- _Problem to solve_: "Price" appears in how many lines of the entries? State only the number.

Dataset rows about figures
****************************************

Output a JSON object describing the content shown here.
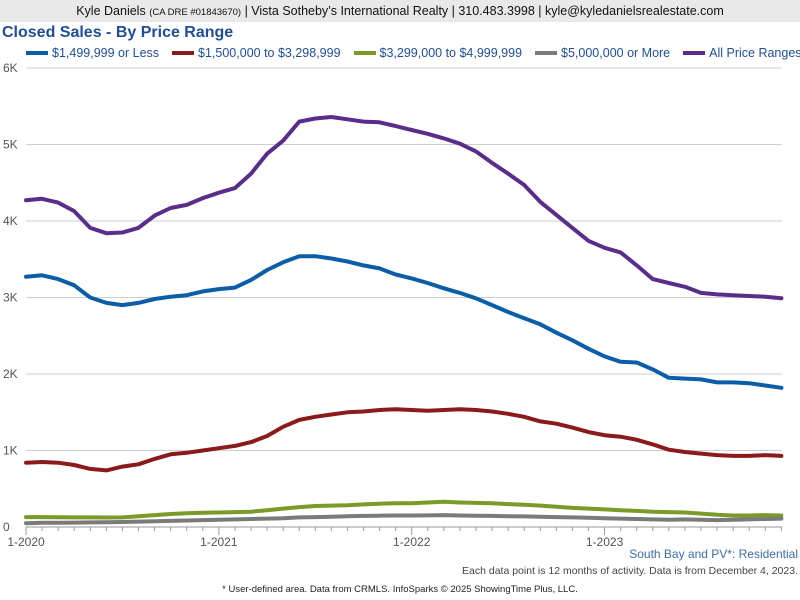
{
  "header": {
    "agent": "Kyle Daniels",
    "license": "(CA DRE #01843670)",
    "brokerage": "| Vista Sotheby’s International Realty | 310.483.3998 | kyle@kyledanielsrealestate.com"
  },
  "area_label": "South Bay and PV*: Residential",
  "note": "Each data point is 12 months of activity. Data is from December 4, 2023.",
  "footer": "* User-defined area. Data from CRMLS. InfoSparks © 2025 ShowingTime Plus, LLC.",
  "chart_data": {
    "type": "line",
    "title": "Closed Sales - By Price Range",
    "xlabel": "",
    "ylabel": "",
    "ylim": [
      0,
      6000
    ],
    "xlim": [
      2020.0,
      2023.92
    ],
    "yticks": [
      0,
      1000,
      2000,
      3000,
      4000,
      5000,
      6000
    ],
    "ytick_labels": [
      "0",
      "1K",
      "2K",
      "3K",
      "4K",
      "5K",
      "6K"
    ],
    "xticks": [
      2020.0,
      2021.0,
      2022.0,
      2023.0
    ],
    "xtick_labels": [
      "1-2020",
      "1-2021",
      "1-2022",
      "1-2023"
    ],
    "grid": true,
    "legend_position": "top",
    "x": [
      2020.0,
      2020.083,
      2020.167,
      2020.25,
      2020.333,
      2020.417,
      2020.5,
      2020.583,
      2020.667,
      2020.75,
      2020.833,
      2020.917,
      2021.0,
      2021.083,
      2021.167,
      2021.25,
      2021.333,
      2021.417,
      2021.5,
      2021.583,
      2021.667,
      2021.75,
      2021.833,
      2021.917,
      2022.0,
      2022.083,
      2022.167,
      2022.25,
      2022.333,
      2022.417,
      2022.5,
      2022.583,
      2022.667,
      2022.75,
      2022.833,
      2022.917,
      2023.0,
      2023.083,
      2023.167,
      2023.25,
      2023.333,
      2023.417,
      2023.5,
      2023.583,
      2023.667,
      2023.75,
      2023.833,
      2023.917
    ],
    "series": [
      {
        "name": "$1,499,999 or Less",
        "color": "#0a5ea8",
        "values": [
          3270,
          3290,
          3240,
          3160,
          3000,
          2930,
          2900,
          2930,
          2980,
          3010,
          3030,
          3080,
          3110,
          3130,
          3230,
          3360,
          3460,
          3540,
          3540,
          3510,
          3470,
          3420,
          3380,
          3300,
          3250,
          3190,
          3120,
          3060,
          2990,
          2900,
          2810,
          2730,
          2650,
          2540,
          2440,
          2330,
          2230,
          2160,
          2150,
          2060,
          1950,
          1940,
          1930,
          1890,
          1890,
          1880,
          1850,
          1820
        ]
      },
      {
        "name": "$1,500,000 to $3,298,999",
        "color": "#8b1a1a",
        "values": [
          840,
          850,
          840,
          810,
          760,
          740,
          790,
          820,
          890,
          950,
          970,
          1000,
          1030,
          1060,
          1110,
          1190,
          1310,
          1400,
          1440,
          1470,
          1500,
          1510,
          1530,
          1540,
          1530,
          1520,
          1530,
          1540,
          1530,
          1510,
          1480,
          1440,
          1380,
          1350,
          1300,
          1240,
          1200,
          1180,
          1140,
          1080,
          1010,
          980,
          960,
          940,
          930,
          930,
          940,
          930
        ]
      },
      {
        "name": "$3,299,000 to $4,999,999",
        "color": "#7a9a2a",
        "values": [
          130,
          130,
          128,
          126,
          125,
          124,
          126,
          140,
          155,
          170,
          180,
          185,
          190,
          195,
          200,
          220,
          240,
          260,
          275,
          280,
          285,
          295,
          305,
          310,
          310,
          320,
          330,
          320,
          315,
          310,
          300,
          290,
          280,
          265,
          250,
          240,
          230,
          220,
          210,
          200,
          195,
          190,
          175,
          160,
          150,
          150,
          155,
          150
        ]
      },
      {
        "name": "$5,000,000 or More",
        "color": "#7a7a7a",
        "values": [
          50,
          55,
          55,
          58,
          60,
          62,
          65,
          70,
          75,
          80,
          85,
          90,
          95,
          100,
          105,
          110,
          115,
          125,
          130,
          135,
          140,
          145,
          148,
          150,
          150,
          152,
          155,
          150,
          148,
          145,
          140,
          138,
          135,
          130,
          125,
          120,
          115,
          110,
          105,
          100,
          95,
          100,
          95,
          90,
          95,
          100,
          105,
          110
        ]
      },
      {
        "name": "All Price Ranges",
        "color": "#5a2d8a",
        "values": [
          4270,
          4290,
          4240,
          4130,
          3910,
          3840,
          3850,
          3910,
          4070,
          4170,
          4210,
          4300,
          4370,
          4430,
          4620,
          4880,
          5050,
          5300,
          5340,
          5360,
          5330,
          5300,
          5290,
          5240,
          5190,
          5140,
          5080,
          5010,
          4910,
          4760,
          4620,
          4470,
          4250,
          4080,
          3910,
          3740,
          3650,
          3590,
          3420,
          3240,
          3190,
          3140,
          3060,
          3040,
          3030,
          3020,
          3010,
          2990
        ]
      }
    ]
  }
}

****************************************

- _Exercise answer_: 2